= SUPPLIED PASSAGE =
We define J as positive for species diffusing out of the particle. J can also be expressed in terms of the current density and its magnitude is the same at all points of the surface, i.e. it is uniform. In turn, this implies spherical symmetry.

At the center of the particle, due to the flux symmetry, the flux is zero

$-D\frac{\partial c}{\partial r}=0,\text{\hspace{0.17em}}\text{\hspace{0.17em}}\text{at}\text{\hspace{0.17em}}r=0,\forall t.$ (4)

To obtain the concentration profile inside the particle, we apply the CVM. For Neumann-type boundary conditions, the CVM performs better compared to the FDM because mass conservation breaks down in the FDM.

Since the diffusion problem of Equations (1), (3)-(4) is spherically symmetric, the magnitude of flux depends only on r. Consider a set of N discretization points on r, such that

${\left\{{r}_{i}\right\}}_{i}^{N},\text{\hspace{0.17em}}\text{\hspace{0.17em}}\text{for}\text{\hspace{0.17em}}1\le i\le N$ (5)

where the index i defines node positions of CVM, and N is a non-zero natural number of grid points. Accordingly, ${r}_{1}=0$ and ${r}_{N}=R$ are the particle center and surface, respectively.

Each i^{th} node point in Equation (5) can be assigned a control volume element to it. For a spherical geometry, and for
$2\le i\le N-1$, such a control volume element is a shell whose external faces (boundaries) are located halfway between adjacent nodes.

Let
${\text{IB}}_{i}$ and
${\text{OB}}_{i}$ define the i^{th} inner control volume boundary and outer control volume boundary, respectively, according to

${\text{IB}}_{i}={r}_{i-1}+\frac{\Delta {r}_{i-1}}{2},\text{\hspace{0.17em}}\text{\hspace{0.17em}}\text{for}\text{\hspace{0.17em}}2\le i\le N-1$ (6)

${\text{OB}}_{i}={r}_{i}+\frac{\Delta {r}_{i}}{2},\text{\hspace{0.17em}}\text{\hspace{0.17em}}\text{for}\text{\hspace{0.17em}}2\le i\le N-1$ (7)

where
$\Delta {r}_{i}={r}_{i+1}-{r}_{i}$ is the spacing between two adjacent node points. In this way, the i^{th} inner control volume element is a shell imbedding node point i.

At the boundaries, exceptions arise. Both ${\text{IB}}_{1}$ and ${\text{OB}}_{N}$ are not located between node points but right at node points ${r}_{1}$ and ${r}_{N}$, respectively. This implies, ${\text{IB}}_{1}=0$ and ${\text{OB}}_{N}=R$. On the other hand, ${\text{OB}}_{1}$ and ${\text{IB}}_{N}$ are located between adjacent node points and can be expressed as

${\text{OB}}_{1}=\frac{\Delta {r}_{1}}{2},$ (8)

${\text{IB}}_{N}={r}_{N-1}+\frac{\Delta {r}_{N-1}}{2}.$ (9)

= REQUIRED WORK =
**1)** Reproduce the diffusion passage from "where the index" to "i\le N-1$ (6)".
**2)** In the diffusion passage, why does the CVM perform better than the FDM for Neumann-type boundary conditions?

= RECORDED DATA =
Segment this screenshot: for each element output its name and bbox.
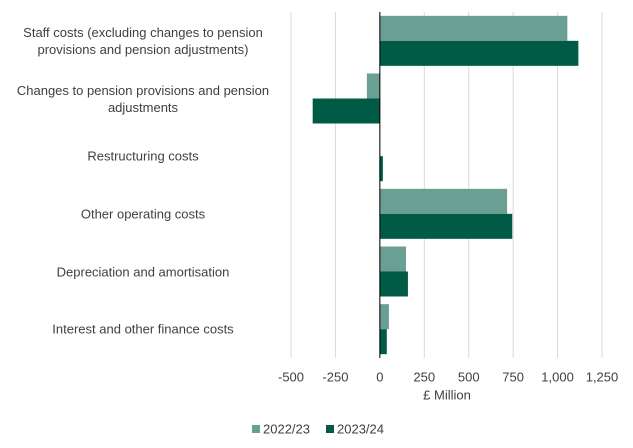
- bar: [379, 15, 568, 41]
- legend-label: 2022/23: [263, 421, 310, 436]
- bar: [379, 40, 579, 66]
- x-tick-label: -250: [322, 369, 348, 384]
- x-tick-label: 500: [458, 369, 480, 384]
- bar: [312, 98, 380, 124]
- x-tick-label: 0: [376, 369, 383, 384]
- bar: [379, 156, 383, 182]
- x-tick-label: -500: [278, 369, 304, 384]
- legend-swatch: [252, 425, 260, 433]
- y-tick-label: Changes to pension provisions and pensio…: [16, 82, 270, 115]
- x-tick-label: 1,000: [541, 369, 574, 384]
- y-tick-label: Interest and other finance costs: [52, 321, 234, 337]
- bar: [379, 213, 513, 239]
- x-tick-label: 250: [413, 369, 435, 384]
- y-tick-label: Other operating costs: [80, 206, 206, 222]
- y-tick-label: Depreciation and amortisation: [56, 264, 230, 279]
- bar: [366, 73, 380, 99]
- x-tick-label: 1,250: [586, 369, 619, 384]
- bar: [379, 304, 389, 330]
- bar: [379, 188, 508, 214]
- y-tick-label: Restructuring costs: [87, 148, 199, 164]
- legend-label: 2023/24: [337, 421, 384, 436]
- x-axis-label: £ Million: [423, 387, 471, 402]
- bar: [379, 246, 406, 272]
- y-tick-label: Staff costs (excluding changes to pensio…: [23, 24, 263, 57]
- legend-swatch: [326, 425, 334, 433]
- x-tick-label: 750: [502, 369, 524, 384]
- bar: [379, 329, 387, 355]
- bar: [379, 271, 408, 297]
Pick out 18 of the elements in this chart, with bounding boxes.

= SOLUTIONS TO THE TASKS =
**1)**
where the index i defines node positions of CVM, and N is a non-zero natural number of grid points. Accordingly, ${r}_{1}=0$ and ${r}_{N}=R$ are the particle center and surface, respectively.

Each i^{th} node point in Equation (5) can be assigned a control volume element to it. For a spherical geometry, and for
$2\le i\le N-1$, such a control volume element is a shell whose external faces (boundaries) are located halfway between adjacent nodes.

Let
${\text{IB}}_{i}$ and
${\text{OB}}_{i}$ define the i^{th} inner control volume boundary and outer control volume boundary, respectively, according to

${\text{IB}}_{i}={r}_{i-1}+\frac{\Delta {r}_{i-1}}{2},\text{\hspace{0.17em}}\text{\hspace{0.17em}}\text{for}\text{\hspace{0.17em}}2\le i\le N-1$ (6)

**2)** Mass conservation breaks down in the FDM.